**JOB**
Tally the lines that hold the string "type", and reply with the count alone.

**DATA RECORDS**
start

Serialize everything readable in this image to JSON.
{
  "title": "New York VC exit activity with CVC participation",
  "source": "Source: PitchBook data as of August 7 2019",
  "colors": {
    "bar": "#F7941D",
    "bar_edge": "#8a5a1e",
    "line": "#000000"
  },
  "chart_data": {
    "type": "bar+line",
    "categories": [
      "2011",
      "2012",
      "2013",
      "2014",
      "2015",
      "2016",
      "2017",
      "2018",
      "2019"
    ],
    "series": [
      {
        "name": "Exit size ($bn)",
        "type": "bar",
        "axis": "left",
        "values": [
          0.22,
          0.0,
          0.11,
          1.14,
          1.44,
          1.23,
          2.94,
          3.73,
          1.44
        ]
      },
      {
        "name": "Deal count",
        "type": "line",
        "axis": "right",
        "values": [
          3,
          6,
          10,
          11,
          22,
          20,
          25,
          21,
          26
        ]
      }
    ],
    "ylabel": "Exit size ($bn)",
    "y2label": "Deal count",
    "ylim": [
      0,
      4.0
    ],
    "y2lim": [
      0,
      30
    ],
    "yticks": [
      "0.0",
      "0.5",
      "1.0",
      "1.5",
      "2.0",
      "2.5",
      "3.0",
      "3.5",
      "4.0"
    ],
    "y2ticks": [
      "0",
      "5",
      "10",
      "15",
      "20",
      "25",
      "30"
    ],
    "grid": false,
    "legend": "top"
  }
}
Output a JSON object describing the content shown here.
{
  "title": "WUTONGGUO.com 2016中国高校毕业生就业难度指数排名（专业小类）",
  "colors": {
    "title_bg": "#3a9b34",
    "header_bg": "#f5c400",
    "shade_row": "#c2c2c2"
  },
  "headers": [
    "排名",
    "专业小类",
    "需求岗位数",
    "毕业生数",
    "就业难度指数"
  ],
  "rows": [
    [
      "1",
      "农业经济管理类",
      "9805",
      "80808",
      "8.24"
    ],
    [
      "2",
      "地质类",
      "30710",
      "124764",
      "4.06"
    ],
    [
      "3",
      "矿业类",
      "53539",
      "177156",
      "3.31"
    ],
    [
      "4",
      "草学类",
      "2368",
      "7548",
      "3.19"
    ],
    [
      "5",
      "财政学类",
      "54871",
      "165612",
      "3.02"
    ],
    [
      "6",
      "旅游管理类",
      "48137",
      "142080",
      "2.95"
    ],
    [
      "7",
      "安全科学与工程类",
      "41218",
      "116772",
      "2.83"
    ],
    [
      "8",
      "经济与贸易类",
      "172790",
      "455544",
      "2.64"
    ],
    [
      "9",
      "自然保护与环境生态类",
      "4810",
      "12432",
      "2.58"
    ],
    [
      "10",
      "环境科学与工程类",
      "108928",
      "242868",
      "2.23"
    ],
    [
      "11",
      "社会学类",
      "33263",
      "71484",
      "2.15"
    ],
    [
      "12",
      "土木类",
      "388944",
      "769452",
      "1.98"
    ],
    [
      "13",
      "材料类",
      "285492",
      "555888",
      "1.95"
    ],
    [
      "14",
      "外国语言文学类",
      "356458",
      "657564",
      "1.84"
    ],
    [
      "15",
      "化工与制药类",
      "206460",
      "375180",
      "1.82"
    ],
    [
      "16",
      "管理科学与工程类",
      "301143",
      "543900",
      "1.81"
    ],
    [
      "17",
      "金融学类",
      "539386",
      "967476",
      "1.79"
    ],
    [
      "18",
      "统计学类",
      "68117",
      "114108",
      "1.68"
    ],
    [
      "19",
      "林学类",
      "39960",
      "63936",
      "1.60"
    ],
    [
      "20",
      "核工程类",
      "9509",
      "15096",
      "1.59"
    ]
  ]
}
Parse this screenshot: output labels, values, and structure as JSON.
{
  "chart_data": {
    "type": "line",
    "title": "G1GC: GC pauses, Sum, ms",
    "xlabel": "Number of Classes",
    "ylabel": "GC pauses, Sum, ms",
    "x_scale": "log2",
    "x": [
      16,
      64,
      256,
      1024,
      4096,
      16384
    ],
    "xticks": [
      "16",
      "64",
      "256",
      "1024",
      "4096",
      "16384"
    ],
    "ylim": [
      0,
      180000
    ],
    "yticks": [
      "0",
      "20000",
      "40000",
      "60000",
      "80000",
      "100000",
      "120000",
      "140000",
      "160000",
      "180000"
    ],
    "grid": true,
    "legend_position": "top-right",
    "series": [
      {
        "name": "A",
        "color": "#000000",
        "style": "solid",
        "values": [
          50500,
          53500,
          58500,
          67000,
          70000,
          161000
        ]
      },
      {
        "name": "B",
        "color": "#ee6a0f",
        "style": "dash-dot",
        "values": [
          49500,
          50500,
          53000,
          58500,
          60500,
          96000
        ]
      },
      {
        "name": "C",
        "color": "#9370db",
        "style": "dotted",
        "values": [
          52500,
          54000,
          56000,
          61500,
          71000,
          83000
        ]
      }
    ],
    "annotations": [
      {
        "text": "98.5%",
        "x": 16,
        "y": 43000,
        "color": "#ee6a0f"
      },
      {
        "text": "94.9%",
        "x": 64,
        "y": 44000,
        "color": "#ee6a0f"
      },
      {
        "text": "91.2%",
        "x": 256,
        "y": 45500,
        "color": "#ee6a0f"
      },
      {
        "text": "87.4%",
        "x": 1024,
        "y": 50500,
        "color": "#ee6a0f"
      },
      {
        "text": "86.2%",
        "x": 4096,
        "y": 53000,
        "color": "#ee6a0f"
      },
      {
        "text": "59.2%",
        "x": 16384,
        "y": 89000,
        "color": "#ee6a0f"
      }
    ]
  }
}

end

**COMPLETE RESPONSE**
4